Exercise task: Write out all of the entries that follow, word for word, but skip the pictures.

-- Start Data listing --

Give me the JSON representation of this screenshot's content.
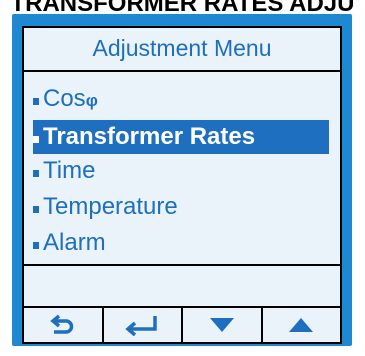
{
  "caption": "TRANSFORMER RATES ADJU",
  "menu": {
    "title": "Adjustment Menu",
    "items": [
      {
        "label": "Cos",
        "suffix": "φ",
        "selected": false
      },
      {
        "label": "Transformer Rates",
        "selected": true
      },
      {
        "label": "Time",
        "selected": false
      },
      {
        "label": "Temperature",
        "selected": false
      },
      {
        "label": "Alarm",
        "selected": false
      }
    ]
  },
  "softkeys": [
    {
      "icon": "back-arrow-icon"
    },
    {
      "icon": "enter-icon"
    },
    {
      "icon": "down-triangle-icon"
    },
    {
      "icon": "up-triangle-icon"
    }
  ],
  "colors": {
    "bezel": "#1e88d0",
    "screen_bg": "#eaf3fa",
    "text": "#1e6fbf",
    "highlight": "#1e6fbf"
  }
}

-- End Data listing --

Output:
Give me the JSON representation of this screenshot's content.
{
  "caption": "TRANSFORMER RATES ADJU",
  "menu": {
    "title": "Adjustment Menu",
    "items": [
      {
        "label": "Cos",
        "suffix": "φ",
        "selected": false
      },
      {
        "label": "Transformer Rates",
        "selected": true
      },
      {
        "label": "Time",
        "selected": false
      },
      {
        "label": "Temperature",
        "selected": false
      },
      {
        "label": "Alarm",
        "selected": false
      }
    ]
  },
  "softkeys": [
    {
      "icon": "back-arrow-icon"
    },
    {
      "icon": "enter-icon"
    },
    {
      "icon": "down-triangle-icon"
    },
    {
      "icon": "up-triangle-icon"
    }
  ],
  "colors": {
    "bezel": "#1e88d0",
    "screen_bg": "#eaf3fa",
    "text": "#1e6fbf",
    "highlight": "#1e6fbf"
  }
}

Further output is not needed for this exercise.